■ **Your goal**:
Find the lines holding "label" and copy them.

■ **Entries provided**:
━━━

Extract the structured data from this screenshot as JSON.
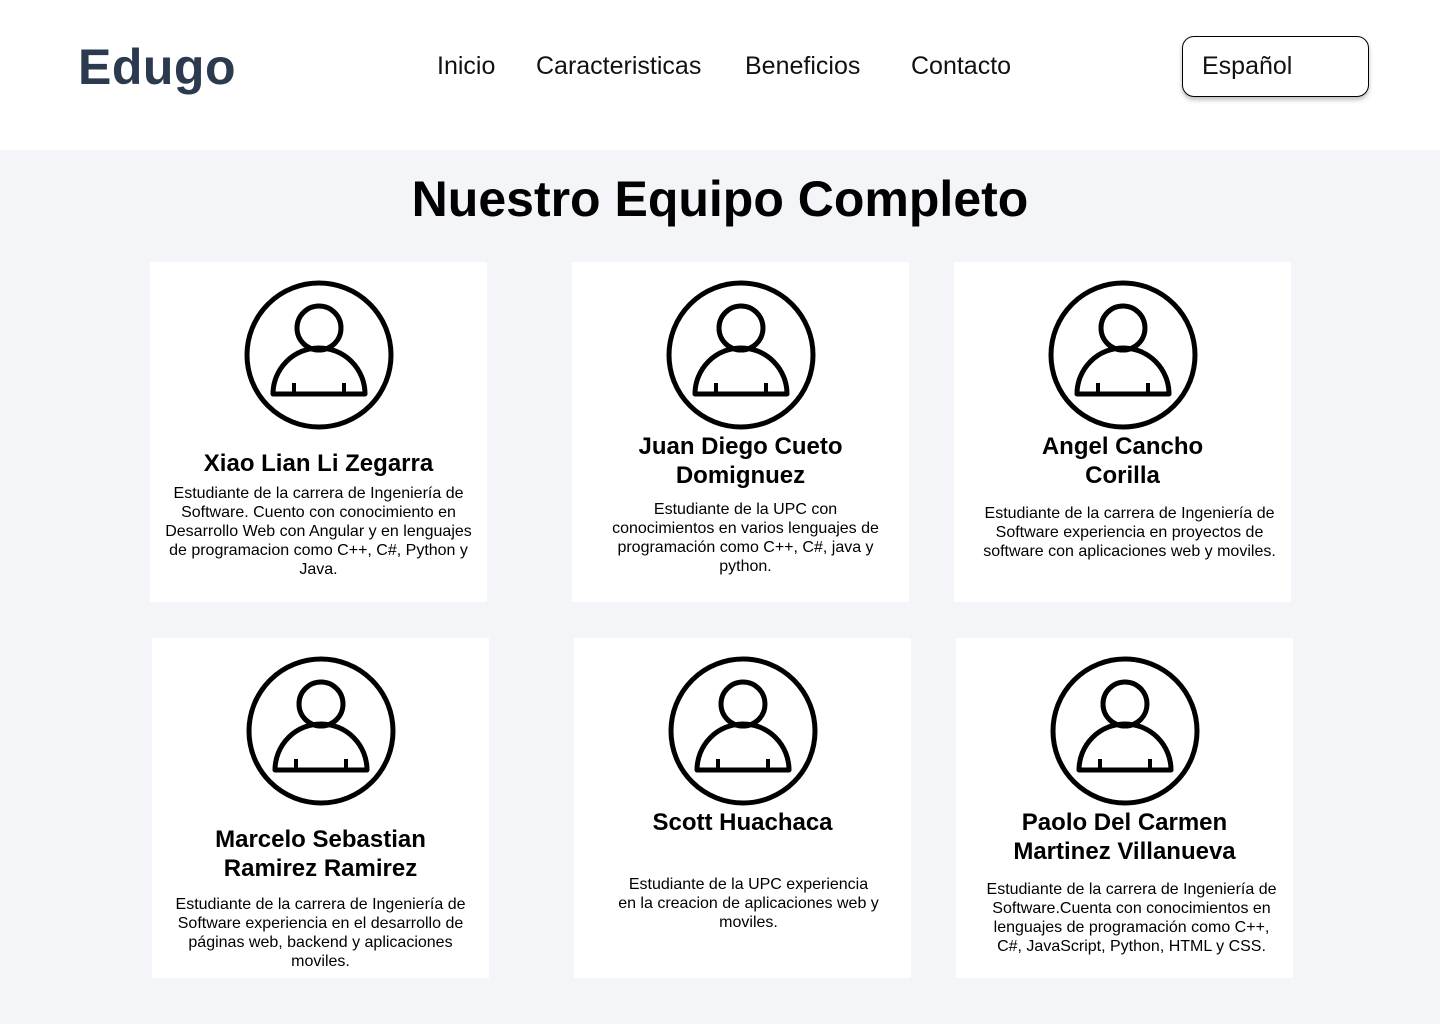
{
  "header": {
    "logo": "Edugo",
    "nav": [
      {
        "label": "Inicio"
      },
      {
        "label": "Caracteristicas"
      },
      {
        "label": "Beneficios"
      },
      {
        "label": "Contacto"
      }
    ],
    "language": "Español"
  },
  "main": {
    "title": "Nuestro Equipo Completo",
    "members": [
      {
        "name": "Xiao Lian Li Zegarra",
        "description": "Estudiante de la carrera de Ingeniería de Software. Cuento con conocimiento en Desarrollo Web con Angular y en lenguajes de programacion como C++, C#, Python y Java.",
        "icon": "user-icon"
      },
      {
        "name": "Juan Diego Cueto Domignuez",
        "description": "Estudiante de la UPC con conocimientos en varios lenguajes de programación como C++, C#, java y python.",
        "icon": "user-icon"
      },
      {
        "name": "Angel Cancho Corilla",
        "description": "Estudiante de la carrera de Ingeniería de Software experiencia en proyectos de software con aplicaciones web y moviles.",
        "icon": "user-icon"
      },
      {
        "name": "Marcelo Sebastian Ramirez Ramirez",
        "description": "Estudiante de la carrera de Ingeniería de Software experiencia en el desarrollo de páginas web, backend y aplicaciones moviles.",
        "icon": "user-icon"
      },
      {
        "name": "Scott Huachaca",
        "description": "Estudiante de la UPC experiencia en la creacion de aplicaciones web y moviles.",
        "icon": "user-icon"
      },
      {
        "name": "Paolo Del Carmen Martinez Villanueva",
        "description": "Estudiante de la carrera de Ingeniería de Software.Cuenta con conocimientos en lenguajes de programación como C++, C#, JavaScript, Python, HTML y CSS.",
        "icon": "user-icon"
      }
    ]
  },
  "colors": {
    "logo": "#2b3a4f",
    "section_background": "#f4f5f9",
    "card_background": "#ffffff",
    "text": "#000000"
  }
}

━━━

■ **Written reply**:
        "label": "Inicio"
        "label": "Caracteristicas"
        "label": "Beneficios"
        "label": "Contacto"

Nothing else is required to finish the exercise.